> [Given exercise] Find and copy each line of the records where the string "Hydroxyvitamin" shows up.

> [Input rows]
◆ ◆ ◆
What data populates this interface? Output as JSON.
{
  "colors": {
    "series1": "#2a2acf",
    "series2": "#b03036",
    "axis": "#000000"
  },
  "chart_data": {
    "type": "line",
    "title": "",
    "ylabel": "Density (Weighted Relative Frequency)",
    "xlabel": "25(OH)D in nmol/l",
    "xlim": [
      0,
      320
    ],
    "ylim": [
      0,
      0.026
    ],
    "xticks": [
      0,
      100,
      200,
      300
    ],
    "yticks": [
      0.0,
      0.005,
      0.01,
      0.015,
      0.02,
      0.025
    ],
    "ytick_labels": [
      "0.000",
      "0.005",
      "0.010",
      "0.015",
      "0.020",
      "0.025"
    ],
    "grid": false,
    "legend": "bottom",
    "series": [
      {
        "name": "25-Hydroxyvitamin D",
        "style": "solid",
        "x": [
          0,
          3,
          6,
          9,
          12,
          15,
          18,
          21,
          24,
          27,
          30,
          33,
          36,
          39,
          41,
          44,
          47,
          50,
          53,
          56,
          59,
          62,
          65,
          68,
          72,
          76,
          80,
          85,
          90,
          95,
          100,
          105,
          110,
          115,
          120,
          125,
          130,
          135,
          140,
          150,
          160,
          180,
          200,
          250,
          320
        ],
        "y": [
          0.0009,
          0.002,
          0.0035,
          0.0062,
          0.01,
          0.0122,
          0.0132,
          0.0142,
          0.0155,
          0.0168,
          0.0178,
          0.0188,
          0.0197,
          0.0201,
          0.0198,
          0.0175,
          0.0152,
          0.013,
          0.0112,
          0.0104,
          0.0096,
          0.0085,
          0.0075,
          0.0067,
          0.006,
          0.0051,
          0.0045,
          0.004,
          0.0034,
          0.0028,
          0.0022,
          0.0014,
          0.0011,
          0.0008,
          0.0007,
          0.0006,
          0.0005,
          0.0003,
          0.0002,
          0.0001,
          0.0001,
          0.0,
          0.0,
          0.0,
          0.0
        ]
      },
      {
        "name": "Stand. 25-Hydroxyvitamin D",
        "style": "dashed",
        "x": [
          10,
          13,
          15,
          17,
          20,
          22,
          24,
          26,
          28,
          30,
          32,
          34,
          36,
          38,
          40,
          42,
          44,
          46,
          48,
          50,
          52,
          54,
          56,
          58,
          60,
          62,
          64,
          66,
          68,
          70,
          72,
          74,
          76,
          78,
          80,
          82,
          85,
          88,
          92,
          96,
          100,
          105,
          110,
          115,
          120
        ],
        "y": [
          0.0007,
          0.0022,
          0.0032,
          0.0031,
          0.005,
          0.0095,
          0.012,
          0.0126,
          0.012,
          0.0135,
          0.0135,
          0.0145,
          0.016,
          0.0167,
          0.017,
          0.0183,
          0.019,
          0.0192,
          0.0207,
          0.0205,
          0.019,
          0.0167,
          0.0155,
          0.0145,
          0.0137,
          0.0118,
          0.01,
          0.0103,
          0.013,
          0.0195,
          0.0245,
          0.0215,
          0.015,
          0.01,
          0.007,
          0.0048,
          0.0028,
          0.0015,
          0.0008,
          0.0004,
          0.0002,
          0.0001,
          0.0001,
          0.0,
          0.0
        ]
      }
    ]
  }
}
◆ ◆ ◆
> [Response to the exercise]
        "name": "25-Hydroxyvitamin D",
        "name": "Stand. 25-Hydroxyvitamin D",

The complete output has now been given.